### [ITEMS]
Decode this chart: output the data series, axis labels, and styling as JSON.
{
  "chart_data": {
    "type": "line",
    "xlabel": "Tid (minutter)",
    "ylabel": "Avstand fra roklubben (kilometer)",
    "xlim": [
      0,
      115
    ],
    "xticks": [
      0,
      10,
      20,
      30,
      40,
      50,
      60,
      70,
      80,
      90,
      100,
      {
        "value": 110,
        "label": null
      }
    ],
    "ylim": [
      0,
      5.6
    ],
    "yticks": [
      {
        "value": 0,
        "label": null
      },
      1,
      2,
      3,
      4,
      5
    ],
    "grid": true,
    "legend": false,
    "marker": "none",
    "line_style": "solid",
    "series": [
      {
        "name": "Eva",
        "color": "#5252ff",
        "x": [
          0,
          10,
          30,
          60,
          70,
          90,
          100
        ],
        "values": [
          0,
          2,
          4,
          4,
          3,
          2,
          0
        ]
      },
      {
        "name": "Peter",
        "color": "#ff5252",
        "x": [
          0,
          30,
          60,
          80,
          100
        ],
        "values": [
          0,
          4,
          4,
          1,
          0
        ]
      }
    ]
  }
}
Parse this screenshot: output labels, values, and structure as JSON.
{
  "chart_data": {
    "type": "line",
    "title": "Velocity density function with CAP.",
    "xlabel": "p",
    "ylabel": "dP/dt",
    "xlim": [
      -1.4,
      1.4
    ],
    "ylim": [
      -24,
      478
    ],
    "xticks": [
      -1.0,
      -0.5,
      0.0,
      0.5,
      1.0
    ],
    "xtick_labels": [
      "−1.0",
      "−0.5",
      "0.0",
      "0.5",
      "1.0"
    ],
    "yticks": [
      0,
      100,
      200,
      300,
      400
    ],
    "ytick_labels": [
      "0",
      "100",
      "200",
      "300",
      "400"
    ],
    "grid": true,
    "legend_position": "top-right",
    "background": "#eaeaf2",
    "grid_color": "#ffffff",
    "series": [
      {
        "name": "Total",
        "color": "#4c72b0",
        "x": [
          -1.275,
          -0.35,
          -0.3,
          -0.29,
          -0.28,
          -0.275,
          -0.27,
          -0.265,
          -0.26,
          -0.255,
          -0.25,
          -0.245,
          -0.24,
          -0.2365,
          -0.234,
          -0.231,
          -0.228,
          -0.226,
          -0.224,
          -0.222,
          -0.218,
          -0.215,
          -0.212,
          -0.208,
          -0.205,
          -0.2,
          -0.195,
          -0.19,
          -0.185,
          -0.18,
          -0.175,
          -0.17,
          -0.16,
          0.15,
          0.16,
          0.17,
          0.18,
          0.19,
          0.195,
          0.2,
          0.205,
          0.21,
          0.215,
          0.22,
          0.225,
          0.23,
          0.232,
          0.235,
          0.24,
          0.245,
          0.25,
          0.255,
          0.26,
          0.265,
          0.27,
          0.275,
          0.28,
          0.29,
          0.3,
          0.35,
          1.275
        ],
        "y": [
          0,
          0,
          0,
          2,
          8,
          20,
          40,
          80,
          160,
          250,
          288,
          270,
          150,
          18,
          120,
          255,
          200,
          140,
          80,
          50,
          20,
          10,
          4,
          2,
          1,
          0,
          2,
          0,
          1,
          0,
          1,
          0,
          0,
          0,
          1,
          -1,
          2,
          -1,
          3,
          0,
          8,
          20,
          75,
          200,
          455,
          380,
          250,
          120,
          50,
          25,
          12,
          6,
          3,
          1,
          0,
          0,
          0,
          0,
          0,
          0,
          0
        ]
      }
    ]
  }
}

### [SET TASK]
Scan the material and collect every line that contains "output".

### [EXPECTED ANSWER]
Decode this chart: output the data series, axis labels, and styling as JSON.
Parse this screenshot: output labels, values, and structure as JSON.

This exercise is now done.